Repeat every line of the data exactly, but not the pictures.

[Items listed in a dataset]
• • •

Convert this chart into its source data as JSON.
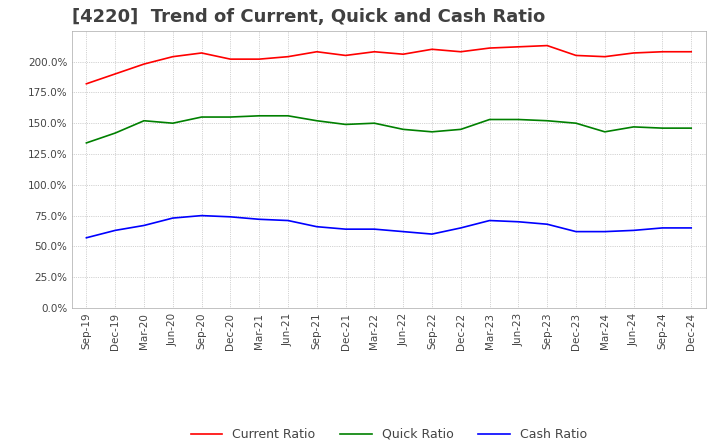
{
  "title": "[4220]  Trend of Current, Quick and Cash Ratio",
  "x_labels": [
    "Sep-19",
    "Dec-19",
    "Mar-20",
    "Jun-20",
    "Sep-20",
    "Dec-20",
    "Mar-21",
    "Jun-21",
    "Sep-21",
    "Dec-21",
    "Mar-22",
    "Jun-22",
    "Sep-22",
    "Dec-22",
    "Mar-23",
    "Jun-23",
    "Sep-23",
    "Dec-23",
    "Mar-24",
    "Jun-24",
    "Sep-24",
    "Dec-24"
  ],
  "current_ratio": [
    1.82,
    1.9,
    1.98,
    2.04,
    2.07,
    2.02,
    2.02,
    2.04,
    2.08,
    2.05,
    2.08,
    2.06,
    2.1,
    2.08,
    2.11,
    2.12,
    2.13,
    2.05,
    2.04,
    2.07,
    2.08,
    2.08
  ],
  "quick_ratio": [
    1.34,
    1.42,
    1.52,
    1.5,
    1.55,
    1.55,
    1.56,
    1.56,
    1.52,
    1.49,
    1.5,
    1.45,
    1.43,
    1.45,
    1.53,
    1.53,
    1.52,
    1.5,
    1.43,
    1.47,
    1.46,
    1.46
  ],
  "cash_ratio": [
    0.57,
    0.63,
    0.67,
    0.73,
    0.75,
    0.74,
    0.72,
    0.71,
    0.66,
    0.64,
    0.64,
    0.62,
    0.6,
    0.65,
    0.71,
    0.7,
    0.68,
    0.62,
    0.62,
    0.63,
    0.65,
    0.65
  ],
  "ylim": [
    0.0,
    2.25
  ],
  "yticks": [
    0.0,
    0.25,
    0.5,
    0.75,
    1.0,
    1.25,
    1.5,
    1.75,
    2.0
  ],
  "current_color": "#ff0000",
  "quick_color": "#008000",
  "cash_color": "#0000ff",
  "background_color": "#ffffff",
  "grid_color": "#aaaaaa",
  "title_color": "#404040",
  "title_fontsize": 13,
  "legend_labels": [
    "Current Ratio",
    "Quick Ratio",
    "Cash Ratio"
  ]
}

• • •

- [THE RESPONSE]
Convert this chart into its source data as JSON.
{
  "title": "[4220]  Trend of Current, Quick and Cash Ratio",
  "x_labels": [
    "Sep-19",
    "Dec-19",
    "Mar-20",
    "Jun-20",
    "Sep-20",
    "Dec-20",
    "Mar-21",
    "Jun-21",
    "Sep-21",
    "Dec-21",
    "Mar-22",
    "Jun-22",
    "Sep-22",
    "Dec-22",
    "Mar-23",
    "Jun-23",
    "Sep-23",
    "Dec-23",
    "Mar-24",
    "Jun-24",
    "Sep-24",
    "Dec-24"
  ],
  "current_ratio": [
    1.82,
    1.9,
    1.98,
    2.04,
    2.07,
    2.02,
    2.02,
    2.04,
    2.08,
    2.05,
    2.08,
    2.06,
    2.1,
    2.08,
    2.11,
    2.12,
    2.13,
    2.05,
    2.04,
    2.07,
    2.08,
    2.08
  ],
  "quick_ratio": [
    1.34,
    1.42,
    1.52,
    1.5,
    1.55,
    1.55,
    1.56,
    1.56,
    1.52,
    1.49,
    1.5,
    1.45,
    1.43,
    1.45,
    1.53,
    1.53,
    1.52,
    1.5,
    1.43,
    1.47,
    1.46,
    1.46
  ],
  "cash_ratio": [
    0.57,
    0.63,
    0.67,
    0.73,
    0.75,
    0.74,
    0.72,
    0.71,
    0.66,
    0.64,
    0.64,
    0.62,
    0.6,
    0.65,
    0.71,
    0.7,
    0.68,
    0.62,
    0.62,
    0.63,
    0.65,
    0.65
  ],
  "ylim": [
    0.0,
    2.25
  ],
  "yticks": [
    0.0,
    0.25,
    0.5,
    0.75,
    1.0,
    1.25,
    1.5,
    1.75,
    2.0
  ],
  "current_color": "#ff0000",
  "quick_color": "#008000",
  "cash_color": "#0000ff",
  "background_color": "#ffffff",
  "grid_color": "#aaaaaa",
  "title_color": "#404040",
  "title_fontsize": 13,
  "legend_labels": [
    "Current Ratio",
    "Quick Ratio",
    "Cash Ratio"
  ]
}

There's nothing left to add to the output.